Data records:
══════
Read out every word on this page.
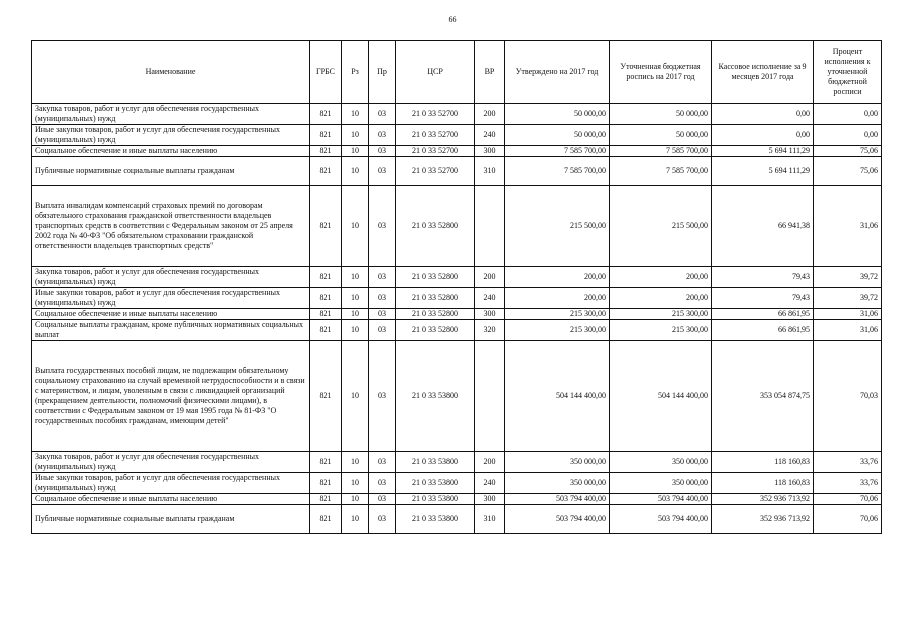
66
Наименование	ГРБС	Рз	Пр	ЦСР	ВР	Утверждено на 2017 год	Уточненная бюджетная роспись на 2017 год	Кассовое исполнение за 9 месяцев 2017 года	Процент исполнения к уточненной бюджетной росписи
Закупка товаров, работ и услуг для обеспечения государственных (муниципальных) нужд	821	10	03	21 0 33 52700	200	50 000,00	50 000,00	0,00	0,00
Иные закупки товаров, работ и услуг для обеспечения государственных (муниципальных) нужд	821	10	03	21 0 33 52700	240	50 000,00	50 000,00	0,00	0,00
Социальное обеспечение и иные выплаты населению	821	10	03	21 0 33 52700	300	7 585 700,00	7 585 700,00	5 694 111,29	75,06
Публичные нормативные социальные выплаты гражданам	821	10	03	21 0 33 52700	310	7 585 700,00	7 585 700,00	5 694 111,29	75,06
Выплата инвалидам компенсаций страховых премий по договорам обязательного страхования гражданской ответственности владельцев транспортных средств в соответствии с Федеральным законом от 25 апреля 2002 года № 40-ФЗ "Об обязательном страховании гражданской ответственности владельцев транспортных средств"	821	10	03	21 0 33 52800		215 500,00	215 500,00	66 941,38	31,06
Закупка товаров, работ и услуг для обеспечения государственных (муниципальных) нужд	821	10	03	21 0 33 52800	200	200,00	200,00	79,43	39,72
Иные закупки товаров, работ и услуг для обеспечения государственных (муниципальных) нужд	821	10	03	21 0 33 52800	240	200,00	200,00	79,43	39,72
Социальное обеспечение и иные выплаты населению	821	10	03	21 0 33 52800	300	215 300,00	215 300,00	66 861,95	31,06
Социальные выплаты гражданам, кроме публичных нормативных социальных выплат	821	10	03	21 0 33 52800	320	215 300,00	215 300,00	66 861,95	31,06
Выплата государственных пособий лицам, не подлежащим обязательному социальному страхованию на случай временной нетрудоспособности и в связи с материнством, и лицам, уволенным в связи с ликвидацией организаций (прекращением деятельности, полномочий физическими лицами), в соответствии с Федеральным законом от 19 мая 1995 года № 81-ФЗ "О государственных пособиях гражданам, имеющим детей"	821	10	03	21 0 33 53800		504 144 400,00	504 144 400,00	353 054 874,75	70,03
Закупка товаров, работ и услуг для обеспечения государственных (муниципальных) нужд	821	10	03	21 0 33 53800	200	350 000,00	350 000,00	118 160,83	33,76
Иные закупки товаров, работ и услуг для обеспечения государственных (муниципальных) нужд	821	10	03	21 0 33 53800	240	350 000,00	350 000,00	118 160,83	33,76
Социальное обеспечение и иные выплаты населению	821	10	03	21 0 33 53800	300	503 794 400,00	503 794 400,00	352 936 713,92	70,06
Публичные нормативные социальные выплаты гражданам	821	10	03	21 0 33 53800	310	503 794 400,00	503 794 400,00	352 936 713,92	70,06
══════
Each line that holds the word "населению" is to be copied.

Социальное обеспечение и иные выплаты населению	821	10	03	21 0 33 52700	300	7 585 700,00	7 585 700,00	5 694 111,29	75,06
Социальное обеспечение и иные выплаты населению	821	10	03	21 0 33 52800	300	215 300,00	215 300,00	66 861,95	31,06
Социальное обеспечение и иные выплаты населению	821	10	03	21 0 33 53800	300	503 794 400,00	503 794 400,00	352 936 713,92	70,06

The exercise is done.